## Problem details
Make the lines below into a numbered list, skipping blank lines and leaving out the pictures.

--------------------------------

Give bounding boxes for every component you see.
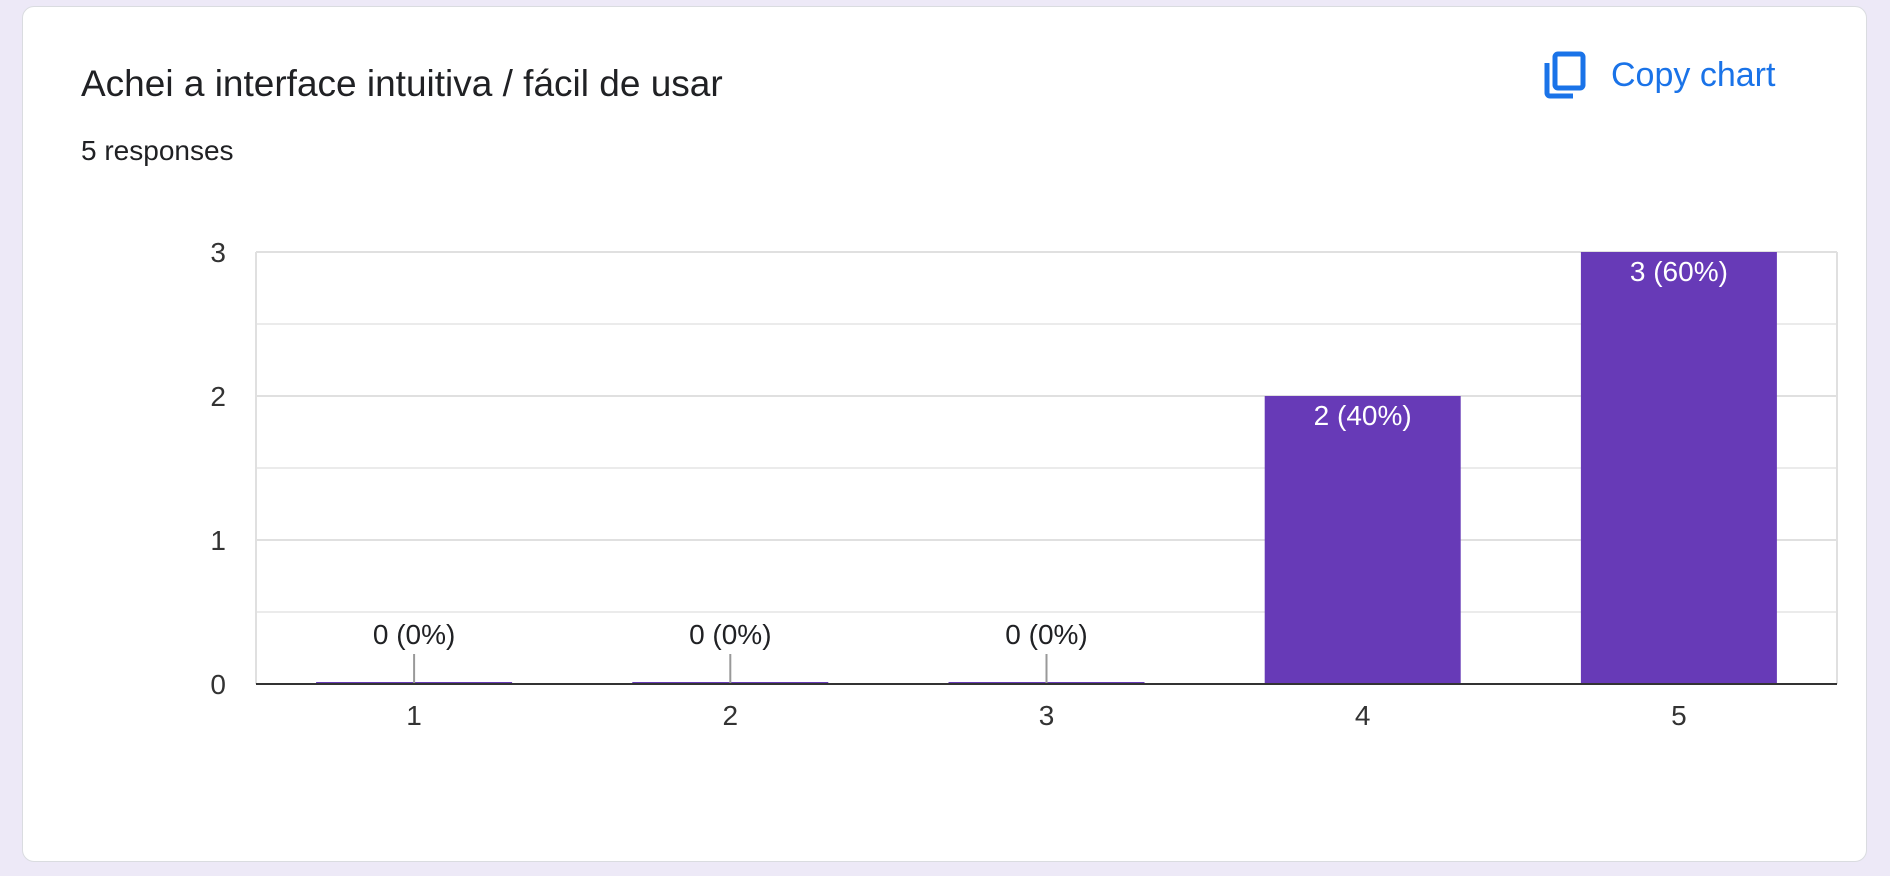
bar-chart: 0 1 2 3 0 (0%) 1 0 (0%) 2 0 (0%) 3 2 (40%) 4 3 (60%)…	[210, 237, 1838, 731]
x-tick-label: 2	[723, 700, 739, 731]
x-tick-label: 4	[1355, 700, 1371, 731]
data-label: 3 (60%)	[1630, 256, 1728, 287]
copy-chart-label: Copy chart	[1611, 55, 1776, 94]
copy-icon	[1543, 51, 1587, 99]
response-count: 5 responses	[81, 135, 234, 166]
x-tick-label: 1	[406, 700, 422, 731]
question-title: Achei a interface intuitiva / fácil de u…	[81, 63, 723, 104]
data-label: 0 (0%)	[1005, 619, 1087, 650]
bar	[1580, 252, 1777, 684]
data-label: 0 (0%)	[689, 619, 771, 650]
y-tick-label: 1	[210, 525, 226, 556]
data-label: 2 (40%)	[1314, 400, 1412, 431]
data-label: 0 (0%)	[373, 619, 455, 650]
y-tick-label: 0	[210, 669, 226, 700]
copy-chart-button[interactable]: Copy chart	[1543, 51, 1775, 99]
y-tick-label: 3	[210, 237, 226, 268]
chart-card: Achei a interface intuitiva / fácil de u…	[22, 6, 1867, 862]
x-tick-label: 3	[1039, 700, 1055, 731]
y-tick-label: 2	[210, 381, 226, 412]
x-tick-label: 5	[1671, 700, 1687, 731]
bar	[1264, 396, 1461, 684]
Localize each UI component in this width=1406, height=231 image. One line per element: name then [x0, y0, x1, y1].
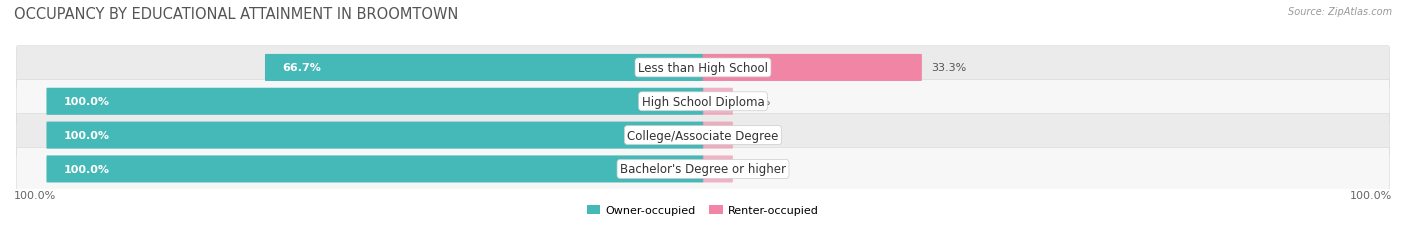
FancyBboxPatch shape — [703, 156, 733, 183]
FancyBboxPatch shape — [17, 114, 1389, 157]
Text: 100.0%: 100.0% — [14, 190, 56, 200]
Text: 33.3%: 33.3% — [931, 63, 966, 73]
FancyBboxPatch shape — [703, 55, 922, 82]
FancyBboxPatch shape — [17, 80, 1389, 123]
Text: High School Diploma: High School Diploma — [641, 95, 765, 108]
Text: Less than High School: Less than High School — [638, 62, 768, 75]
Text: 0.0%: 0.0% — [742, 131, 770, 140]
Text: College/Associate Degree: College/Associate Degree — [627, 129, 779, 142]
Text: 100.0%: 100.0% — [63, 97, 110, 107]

--------------------------------

## Output of the task
1. Give bounding boxes for every component you see.
2. bar-chart: 0 1 2 3 0 (0%) 1 0 (0%) 2 0 (0%) 3 2 (40%) 4 3 (60%)…	[210, 237, 1838, 731]
3. x-tick-label: 2	[723, 700, 739, 731]
4. x-tick-label: 4	[1355, 700, 1371, 731]
5. data-label: 3 (60%)	[1630, 256, 1728, 287]
6. copy-chart-label: Copy chart	[1611, 55, 1776, 94]
7. copy-icon	[1543, 51, 1587, 99]
8. response-count: 5 responses	[81, 135, 234, 166]
9. x-tick-label: 1	[406, 700, 422, 731]
10. question-title: Achei a interface intuitiva / fácil de u…	[81, 63, 723, 104]
11. data-label: 0 (0%)	[1005, 619, 1087, 650]
12. bar	[1580, 252, 1777, 684]
13. data-label: 0 (0%)	[689, 619, 771, 650]
14. y-tick-label: 1	[210, 525, 226, 556]
15. data-label: 2 (40%)	[1314, 400, 1412, 431]
16. data-label: 0 (0%)	[373, 619, 455, 650]
17. y-tick-label: 0	[210, 669, 226, 700]
18. copy-chart-button[interactable]: Copy chart	[1543, 51, 1775, 99]
19. y-tick-label: 3	[210, 237, 226, 268]
20. chart-card: Achei a interface intuitiva / fácil de u…	[22, 6, 1867, 862]
21. x-tick-label: 3	[1039, 700, 1055, 731]
22. y-tick-label: 2	[210, 381, 226, 412]
23. x-tick-label: 5	[1671, 700, 1687, 731]
24. bar	[1264, 396, 1461, 684]
25. Localize each UI component in this width=1406, height=231 image. One line per element: name then [x0, y0, x1, y1].
26. FancyBboxPatch shape — [703, 156, 733, 183]
27. FancyBboxPatch shape — [17, 114, 1389, 157]
28. Text: 100.0%: 100.0% — [14, 190, 56, 200]
29. Text: 33.3%: 33.3% — [931, 63, 966, 73]
30. FancyBboxPatch shape — [703, 55, 922, 82]
31. FancyBboxPatch shape — [17, 80, 1389, 123]
32. Text: High School Diploma: High School Diploma — [641, 95, 765, 108]
33. Text: Less than High School: Less than High School — [638, 62, 768, 75]
34. Text: 0.0%: 0.0% — [742, 131, 770, 140]
35. Text: College/Associate Degree: College/Associate Degree — [627, 129, 779, 142]
36. Text: 100.0%: 100.0% — [63, 97, 110, 107]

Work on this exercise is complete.